TASK OBJECTIVE:
Spot each line that carries the word "contour"; copy those lines.

=-=-=-=-=

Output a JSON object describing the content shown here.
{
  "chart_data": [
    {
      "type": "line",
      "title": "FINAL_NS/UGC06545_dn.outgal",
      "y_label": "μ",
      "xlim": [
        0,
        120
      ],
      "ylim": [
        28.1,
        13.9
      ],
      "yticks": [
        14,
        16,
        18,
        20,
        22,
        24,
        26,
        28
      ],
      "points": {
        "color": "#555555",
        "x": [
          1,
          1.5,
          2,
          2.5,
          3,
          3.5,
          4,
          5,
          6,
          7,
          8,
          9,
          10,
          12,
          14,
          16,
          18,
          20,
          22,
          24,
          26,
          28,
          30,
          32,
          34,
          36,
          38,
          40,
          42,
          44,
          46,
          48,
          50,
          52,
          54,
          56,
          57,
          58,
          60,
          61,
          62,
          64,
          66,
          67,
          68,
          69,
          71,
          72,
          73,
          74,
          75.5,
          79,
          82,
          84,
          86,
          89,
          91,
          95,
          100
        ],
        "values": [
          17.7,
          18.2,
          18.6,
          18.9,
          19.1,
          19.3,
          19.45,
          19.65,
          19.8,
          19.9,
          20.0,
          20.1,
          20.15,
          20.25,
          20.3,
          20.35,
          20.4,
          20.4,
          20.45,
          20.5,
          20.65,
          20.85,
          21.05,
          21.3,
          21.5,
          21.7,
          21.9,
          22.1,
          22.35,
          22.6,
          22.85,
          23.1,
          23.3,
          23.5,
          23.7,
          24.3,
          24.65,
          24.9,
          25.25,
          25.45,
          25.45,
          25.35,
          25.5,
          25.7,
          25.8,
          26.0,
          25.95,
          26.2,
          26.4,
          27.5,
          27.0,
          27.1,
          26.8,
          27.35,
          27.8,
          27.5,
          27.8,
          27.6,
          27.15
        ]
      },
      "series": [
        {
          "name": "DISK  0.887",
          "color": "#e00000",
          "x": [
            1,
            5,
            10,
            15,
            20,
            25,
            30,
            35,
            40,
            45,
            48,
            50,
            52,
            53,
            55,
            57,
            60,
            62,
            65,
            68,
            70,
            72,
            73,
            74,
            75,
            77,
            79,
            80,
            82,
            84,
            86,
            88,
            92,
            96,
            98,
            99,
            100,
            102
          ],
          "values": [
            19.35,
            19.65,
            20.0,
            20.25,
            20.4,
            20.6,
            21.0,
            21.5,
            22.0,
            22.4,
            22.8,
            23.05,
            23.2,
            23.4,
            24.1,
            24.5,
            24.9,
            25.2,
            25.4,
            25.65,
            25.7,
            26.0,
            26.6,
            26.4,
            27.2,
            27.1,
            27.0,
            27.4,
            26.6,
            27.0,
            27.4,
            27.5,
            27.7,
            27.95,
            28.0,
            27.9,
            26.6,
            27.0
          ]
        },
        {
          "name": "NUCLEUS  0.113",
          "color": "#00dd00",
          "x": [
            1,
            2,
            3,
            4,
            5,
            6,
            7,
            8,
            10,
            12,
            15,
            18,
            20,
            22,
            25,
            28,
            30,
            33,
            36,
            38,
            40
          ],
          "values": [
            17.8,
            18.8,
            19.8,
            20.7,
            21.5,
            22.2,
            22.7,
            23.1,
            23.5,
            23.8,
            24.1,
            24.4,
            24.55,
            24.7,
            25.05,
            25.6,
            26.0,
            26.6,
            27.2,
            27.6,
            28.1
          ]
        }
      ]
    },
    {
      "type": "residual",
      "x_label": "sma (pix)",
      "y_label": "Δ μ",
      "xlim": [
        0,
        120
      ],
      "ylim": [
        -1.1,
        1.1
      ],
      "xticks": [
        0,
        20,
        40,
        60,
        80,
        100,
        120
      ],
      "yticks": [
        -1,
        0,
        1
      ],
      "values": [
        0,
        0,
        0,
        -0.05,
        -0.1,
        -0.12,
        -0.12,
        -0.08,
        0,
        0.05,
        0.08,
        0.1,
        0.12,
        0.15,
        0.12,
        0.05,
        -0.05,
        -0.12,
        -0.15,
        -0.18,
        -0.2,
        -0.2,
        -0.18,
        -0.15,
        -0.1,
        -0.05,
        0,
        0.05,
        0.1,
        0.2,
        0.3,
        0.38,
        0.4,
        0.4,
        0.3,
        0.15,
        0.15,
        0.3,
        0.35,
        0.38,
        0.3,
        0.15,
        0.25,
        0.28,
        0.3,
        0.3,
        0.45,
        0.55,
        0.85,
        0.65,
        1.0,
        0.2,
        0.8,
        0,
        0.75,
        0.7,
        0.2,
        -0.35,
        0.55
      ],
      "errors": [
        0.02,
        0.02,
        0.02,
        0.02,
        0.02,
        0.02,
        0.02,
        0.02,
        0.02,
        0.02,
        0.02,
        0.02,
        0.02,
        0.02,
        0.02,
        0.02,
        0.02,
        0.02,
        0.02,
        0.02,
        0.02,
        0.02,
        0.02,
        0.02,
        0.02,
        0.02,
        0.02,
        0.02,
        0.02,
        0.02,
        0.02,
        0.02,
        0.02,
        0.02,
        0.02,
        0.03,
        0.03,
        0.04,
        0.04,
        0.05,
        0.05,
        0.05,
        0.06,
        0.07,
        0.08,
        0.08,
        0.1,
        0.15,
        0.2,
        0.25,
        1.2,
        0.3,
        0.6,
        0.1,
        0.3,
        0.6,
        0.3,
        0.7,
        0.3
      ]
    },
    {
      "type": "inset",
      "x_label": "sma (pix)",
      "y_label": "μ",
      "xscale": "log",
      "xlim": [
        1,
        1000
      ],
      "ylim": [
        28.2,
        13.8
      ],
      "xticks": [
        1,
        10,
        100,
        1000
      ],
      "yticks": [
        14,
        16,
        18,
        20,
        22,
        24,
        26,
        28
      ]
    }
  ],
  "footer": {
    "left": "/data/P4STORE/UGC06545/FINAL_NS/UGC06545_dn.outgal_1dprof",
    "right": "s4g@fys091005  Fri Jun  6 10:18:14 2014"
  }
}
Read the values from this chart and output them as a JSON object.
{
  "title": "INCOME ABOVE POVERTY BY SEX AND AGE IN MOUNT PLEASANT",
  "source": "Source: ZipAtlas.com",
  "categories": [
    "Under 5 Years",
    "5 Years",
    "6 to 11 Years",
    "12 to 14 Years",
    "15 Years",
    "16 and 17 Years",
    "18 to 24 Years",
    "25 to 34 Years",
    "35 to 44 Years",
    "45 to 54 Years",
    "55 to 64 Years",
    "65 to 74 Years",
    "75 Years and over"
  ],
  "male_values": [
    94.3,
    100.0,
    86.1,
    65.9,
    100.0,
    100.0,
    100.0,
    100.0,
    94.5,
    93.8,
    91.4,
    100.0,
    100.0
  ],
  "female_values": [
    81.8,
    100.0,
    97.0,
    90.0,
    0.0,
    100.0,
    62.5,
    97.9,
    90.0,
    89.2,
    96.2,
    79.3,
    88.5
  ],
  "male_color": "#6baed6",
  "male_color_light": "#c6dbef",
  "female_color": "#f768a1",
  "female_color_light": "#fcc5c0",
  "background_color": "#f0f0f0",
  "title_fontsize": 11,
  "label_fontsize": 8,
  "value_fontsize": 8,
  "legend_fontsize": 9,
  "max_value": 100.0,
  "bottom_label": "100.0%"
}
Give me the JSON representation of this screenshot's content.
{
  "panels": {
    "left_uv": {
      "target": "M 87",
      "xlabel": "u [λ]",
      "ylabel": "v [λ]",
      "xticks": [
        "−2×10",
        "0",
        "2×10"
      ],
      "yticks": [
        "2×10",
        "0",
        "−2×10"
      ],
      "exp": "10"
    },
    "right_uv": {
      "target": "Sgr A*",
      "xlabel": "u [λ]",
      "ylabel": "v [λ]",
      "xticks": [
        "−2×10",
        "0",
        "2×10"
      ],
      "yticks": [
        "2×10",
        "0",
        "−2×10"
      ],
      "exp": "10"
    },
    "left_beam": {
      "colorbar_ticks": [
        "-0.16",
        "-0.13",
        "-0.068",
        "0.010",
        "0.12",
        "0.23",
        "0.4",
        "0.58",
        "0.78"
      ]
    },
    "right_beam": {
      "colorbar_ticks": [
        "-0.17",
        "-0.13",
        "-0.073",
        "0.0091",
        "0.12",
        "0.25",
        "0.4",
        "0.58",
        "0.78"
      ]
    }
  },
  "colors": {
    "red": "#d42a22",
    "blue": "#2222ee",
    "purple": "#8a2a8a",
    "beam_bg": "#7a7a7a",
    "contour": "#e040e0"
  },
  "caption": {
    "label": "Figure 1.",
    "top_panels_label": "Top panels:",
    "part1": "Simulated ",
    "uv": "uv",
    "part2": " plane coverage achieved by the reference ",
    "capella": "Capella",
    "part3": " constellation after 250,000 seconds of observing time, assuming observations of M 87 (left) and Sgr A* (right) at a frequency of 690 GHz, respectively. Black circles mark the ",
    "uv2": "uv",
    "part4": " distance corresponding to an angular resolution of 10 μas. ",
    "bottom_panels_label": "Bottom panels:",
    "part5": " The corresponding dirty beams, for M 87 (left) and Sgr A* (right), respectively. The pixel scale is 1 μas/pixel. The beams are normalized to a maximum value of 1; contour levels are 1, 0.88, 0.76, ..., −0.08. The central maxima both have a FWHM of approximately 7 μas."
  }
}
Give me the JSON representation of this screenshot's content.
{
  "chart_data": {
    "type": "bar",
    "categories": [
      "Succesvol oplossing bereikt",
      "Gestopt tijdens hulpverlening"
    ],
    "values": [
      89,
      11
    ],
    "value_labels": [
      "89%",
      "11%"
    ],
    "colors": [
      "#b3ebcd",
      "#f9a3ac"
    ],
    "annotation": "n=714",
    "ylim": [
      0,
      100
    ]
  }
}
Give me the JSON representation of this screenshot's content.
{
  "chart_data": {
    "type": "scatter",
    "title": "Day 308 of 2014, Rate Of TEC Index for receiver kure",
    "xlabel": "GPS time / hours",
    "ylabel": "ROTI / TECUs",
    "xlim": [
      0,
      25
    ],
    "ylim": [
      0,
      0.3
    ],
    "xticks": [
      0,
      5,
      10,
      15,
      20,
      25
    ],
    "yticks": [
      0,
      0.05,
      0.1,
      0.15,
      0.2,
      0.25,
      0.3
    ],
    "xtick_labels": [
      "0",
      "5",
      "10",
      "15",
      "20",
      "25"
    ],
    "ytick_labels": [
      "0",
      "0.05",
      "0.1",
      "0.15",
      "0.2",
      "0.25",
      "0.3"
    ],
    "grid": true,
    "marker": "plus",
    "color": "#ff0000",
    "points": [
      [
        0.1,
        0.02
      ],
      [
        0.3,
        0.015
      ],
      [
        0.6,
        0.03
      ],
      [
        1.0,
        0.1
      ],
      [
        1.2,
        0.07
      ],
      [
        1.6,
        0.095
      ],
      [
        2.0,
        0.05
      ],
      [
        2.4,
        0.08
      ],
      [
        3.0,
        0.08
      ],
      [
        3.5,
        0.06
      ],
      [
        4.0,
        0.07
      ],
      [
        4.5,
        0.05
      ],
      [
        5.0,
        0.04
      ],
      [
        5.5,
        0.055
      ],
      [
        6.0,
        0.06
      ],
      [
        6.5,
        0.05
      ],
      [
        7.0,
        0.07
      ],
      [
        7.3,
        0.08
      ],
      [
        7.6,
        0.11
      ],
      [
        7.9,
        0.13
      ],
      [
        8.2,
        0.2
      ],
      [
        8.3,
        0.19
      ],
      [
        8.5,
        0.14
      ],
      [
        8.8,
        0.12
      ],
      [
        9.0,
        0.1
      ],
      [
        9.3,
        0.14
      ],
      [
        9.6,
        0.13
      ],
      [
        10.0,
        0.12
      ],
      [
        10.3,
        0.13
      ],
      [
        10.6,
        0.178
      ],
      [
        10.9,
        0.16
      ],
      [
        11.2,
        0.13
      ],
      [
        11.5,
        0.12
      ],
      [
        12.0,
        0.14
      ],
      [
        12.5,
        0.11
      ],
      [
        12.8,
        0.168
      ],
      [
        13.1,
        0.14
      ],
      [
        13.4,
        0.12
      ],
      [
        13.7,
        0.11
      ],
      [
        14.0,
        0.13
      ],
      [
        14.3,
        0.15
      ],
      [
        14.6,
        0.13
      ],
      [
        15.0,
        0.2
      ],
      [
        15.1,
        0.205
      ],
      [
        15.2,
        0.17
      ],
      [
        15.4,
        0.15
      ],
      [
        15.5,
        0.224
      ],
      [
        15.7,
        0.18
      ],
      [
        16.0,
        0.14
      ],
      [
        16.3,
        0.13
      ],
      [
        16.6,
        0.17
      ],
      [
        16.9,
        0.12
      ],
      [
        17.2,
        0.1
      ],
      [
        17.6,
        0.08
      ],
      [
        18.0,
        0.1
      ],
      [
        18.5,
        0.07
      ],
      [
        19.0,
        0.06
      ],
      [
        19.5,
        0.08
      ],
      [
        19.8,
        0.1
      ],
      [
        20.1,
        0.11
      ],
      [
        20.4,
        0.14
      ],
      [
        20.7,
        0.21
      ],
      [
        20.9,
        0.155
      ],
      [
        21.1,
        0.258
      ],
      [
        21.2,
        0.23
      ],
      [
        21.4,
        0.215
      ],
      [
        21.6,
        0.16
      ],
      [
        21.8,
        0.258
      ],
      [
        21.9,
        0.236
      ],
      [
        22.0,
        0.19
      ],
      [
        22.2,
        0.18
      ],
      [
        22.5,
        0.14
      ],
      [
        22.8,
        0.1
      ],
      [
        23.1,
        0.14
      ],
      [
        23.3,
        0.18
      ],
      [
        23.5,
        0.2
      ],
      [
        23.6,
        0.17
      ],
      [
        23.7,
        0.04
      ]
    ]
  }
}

=-=-=-=-=

SOLUTION TO THE EXERCISE:
    "contour": "#e040e0"
    "part5": " The corresponding dirty beams, for M 87 (left) and Sgr A* (right), respectively. The pixel scale is 1 μas/pixel. The beams are normalized to a maximum value of 1; contour levels are 1, 0.88, 0.76, ..., −0.08. The central maxima both have a FWHM of approximately 7 μas."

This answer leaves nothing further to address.